(Dataset extract):
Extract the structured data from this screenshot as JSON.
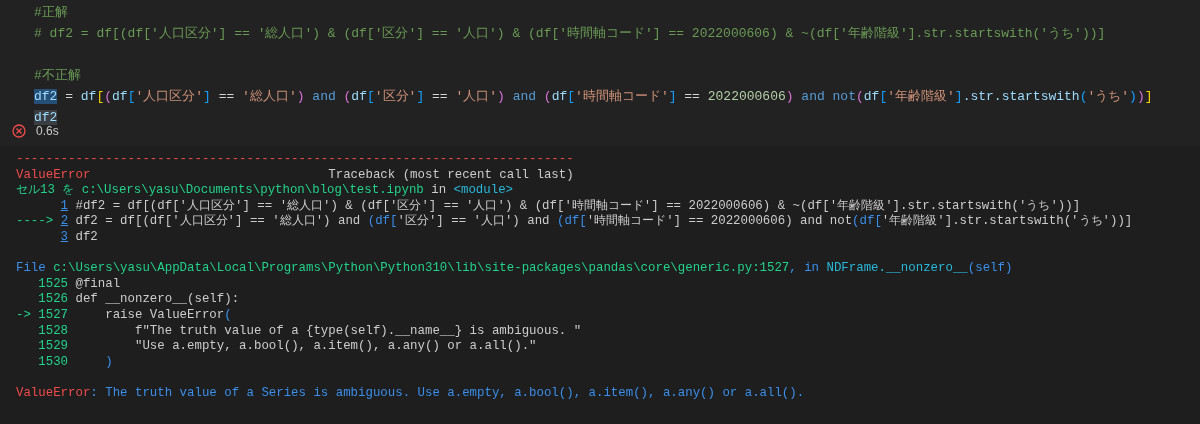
{
  "cell": {
    "blocks": [
      [
        {
          "tokens": [
            {
              "kind": "comment",
              "text": "#正解"
            }
          ]
        },
        {
          "tokens": [
            {
              "kind": "comment",
              "text": "# df2 = df[(df['人口区分'] == '総人口') & (df['区分'] == '人口') & (df['時間軸コード'] == 2022000606) & ~(df['年齢階級'].str.startswith('うち'))]"
            }
          ]
        }
      ],
      [
        {
          "tokens": [
            {
              "kind": "comment",
              "text": "#不正解"
            }
          ]
        },
        {
          "tokens": [
            {
              "kind": "selected",
              "text": "df2"
            },
            {
              "kind": "op",
              "text": " = "
            },
            {
              "kind": "var",
              "text": "df"
            },
            {
              "kind": "br1",
              "text": "["
            },
            {
              "kind": "br2",
              "text": "("
            },
            {
              "kind": "var",
              "text": "df"
            },
            {
              "kind": "br3",
              "text": "["
            },
            {
              "kind": "str",
              "text": "'人口区分'"
            },
            {
              "kind": "br3",
              "text": "]"
            },
            {
              "kind": "op",
              "text": " == "
            },
            {
              "kind": "str",
              "text": "'総人口'"
            },
            {
              "kind": "br2",
              "text": ")"
            },
            {
              "kind": "kw",
              "text": " and "
            },
            {
              "kind": "br2",
              "text": "("
            },
            {
              "kind": "var",
              "text": "df"
            },
            {
              "kind": "br3",
              "text": "["
            },
            {
              "kind": "str",
              "text": "'区分'"
            },
            {
              "kind": "br3",
              "text": "]"
            },
            {
              "kind": "op",
              "text": " == "
            },
            {
              "kind": "str",
              "text": "'人口'"
            },
            {
              "kind": "br2",
              "text": ")"
            },
            {
              "kind": "kw",
              "text": " and "
            },
            {
              "kind": "br2",
              "text": "("
            },
            {
              "kind": "var",
              "text": "df"
            },
            {
              "kind": "br3",
              "text": "["
            },
            {
              "kind": "str",
              "text": "'時間軸コード'"
            },
            {
              "kind": "br3",
              "text": "]"
            },
            {
              "kind": "op",
              "text": " == "
            },
            {
              "kind": "num",
              "text": "2022000606"
            },
            {
              "kind": "br2",
              "text": ")"
            },
            {
              "kind": "kw",
              "text": " and not"
            },
            {
              "kind": "br2",
              "text": "("
            },
            {
              "kind": "var",
              "text": "df"
            },
            {
              "kind": "br3",
              "text": "["
            },
            {
              "kind": "str",
              "text": "'年齢階級'"
            },
            {
              "kind": "br3",
              "text": "]"
            },
            {
              "kind": "var",
              "text": ".str.startswith"
            },
            {
              "kind": "br3",
              "text": "("
            },
            {
              "kind": "str",
              "text": "'うち'"
            },
            {
              "kind": "br3",
              "text": ")"
            },
            {
              "kind": "br2",
              "text": ")"
            },
            {
              "kind": "br1",
              "text": "]"
            }
          ]
        },
        {
          "tokens": [
            {
              "kind": "occurrence",
              "text": "df2"
            }
          ]
        }
      ]
    ],
    "status": {
      "failed": true,
      "time": "0.6s"
    }
  },
  "output": {
    "sections": [
      [
        {
          "tokens": [
            {
              "kind": "error",
              "text": "---------------------------------------------------------------------------"
            }
          ]
        },
        {
          "tokens": [
            {
              "kind": "error",
              "text": "ValueError"
            },
            {
              "kind": "plain",
              "text": "                                Traceback (most recent call last)"
            }
          ]
        },
        {
          "tokens": [
            {
              "kind": "path",
              "text": "セル13 を c:\\Users\\yasu\\Documents\\python\\blog\\test.ipynb"
            },
            {
              "kind": "plain",
              "text": " in "
            },
            {
              "kind": "name",
              "text": "<module>"
            }
          ]
        },
        {
          "tokens": [
            {
              "kind": "lineno",
              "text": "1"
            },
            {
              "kind": "plain",
              "text": " #df2 = df[(df['人口区分'] == '総人口') & (df['区分'] == '人口') & (df['時間軸コード'] == 2022000606) & ~(df['年齢階級'].str.startswith('うち'))]"
            }
          ]
        },
        {
          "tokens": [
            {
              "kind": "path",
              "text": "----> "
            },
            {
              "kind": "lineno",
              "text": "2"
            },
            {
              "kind": "plain",
              "text": " df2 = df[(df['人口区分'] == '総人口') and "
            },
            {
              "kind": "keyword",
              "text": "(df["
            },
            {
              "kind": "plain",
              "text": "'区分'] == '人口') and "
            },
            {
              "kind": "keyword",
              "text": "(df["
            },
            {
              "kind": "plain",
              "text": "'時間軸コード'] == 2022000606) and not"
            },
            {
              "kind": "keyword",
              "text": "(df["
            },
            {
              "kind": "plain",
              "text": "'年齢階級'].str.startswith('うち'))]"
            }
          ]
        },
        {
          "tokens": [
            {
              "kind": "lineno",
              "text": "3"
            },
            {
              "kind": "plain",
              "text": " df2"
            }
          ]
        }
      ],
      [
        {
          "tokens": [
            {
              "kind": "keyword",
              "text": "File"
            },
            {
              "kind": "path",
              "text": " c:\\Users\\yasu\\AppData\\Local\\Programs\\Python\\Python310\\lib\\site-packages\\pandas\\core\\generic.py:1527"
            },
            {
              "kind": "keyword",
              "text": ", in "
            },
            {
              "kind": "name",
              "text": "NDFrame.__nonzero__"
            },
            {
              "kind": "keyword",
              "text": "(self)"
            }
          ]
        },
        {
          "tokens": [
            {
              "kind": "path",
              "text": "   1525"
            },
            {
              "kind": "plain",
              "text": " @final"
            }
          ]
        },
        {
          "tokens": [
            {
              "kind": "path",
              "text": "   1526"
            },
            {
              "kind": "plain",
              "text": " def __nonzero__(self):"
            }
          ]
        },
        {
          "tokens": [
            {
              "kind": "path",
              "text": "-> 1527"
            },
            {
              "kind": "plain",
              "text": "     raise ValueError"
            },
            {
              "kind": "keyword",
              "text": "("
            }
          ]
        },
        {
          "tokens": [
            {
              "kind": "path",
              "text": "   1528"
            },
            {
              "kind": "plain",
              "text": "         f\"The truth value of a {type(self).__name__} is ambiguous. \""
            }
          ]
        },
        {
          "tokens": [
            {
              "kind": "path",
              "text": "   1529"
            },
            {
              "kind": "plain",
              "text": "         \"Use a.empty, a.bool(), a.item(), a.any() or a.all().\""
            }
          ]
        },
        {
          "tokens": [
            {
              "kind": "path",
              "text": "   1530"
            },
            {
              "kind": "keyword",
              "text": "     )"
            }
          ]
        }
      ],
      [
        {
          "tokens": [
            {
              "kind": "error",
              "text": "ValueError"
            },
            {
              "kind": "keyword",
              "text": ": The truth value of a Series is ambiguous. Use a.empty, a.bool(), a.item(), a.any() or a.all()."
            }
          ]
        }
      ]
    ]
  }
}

(Written exercise):
Copy every line of the data that holds the string "bool".

(Solution to the problem):
              "text": "         \"Use a.empty, a.bool(), a.item(), a.any() or a.all().\""
              "text": ": The truth value of a Series is ambiguous. Use a.empty, a.bool(), a.item(), a.any() or a.all()."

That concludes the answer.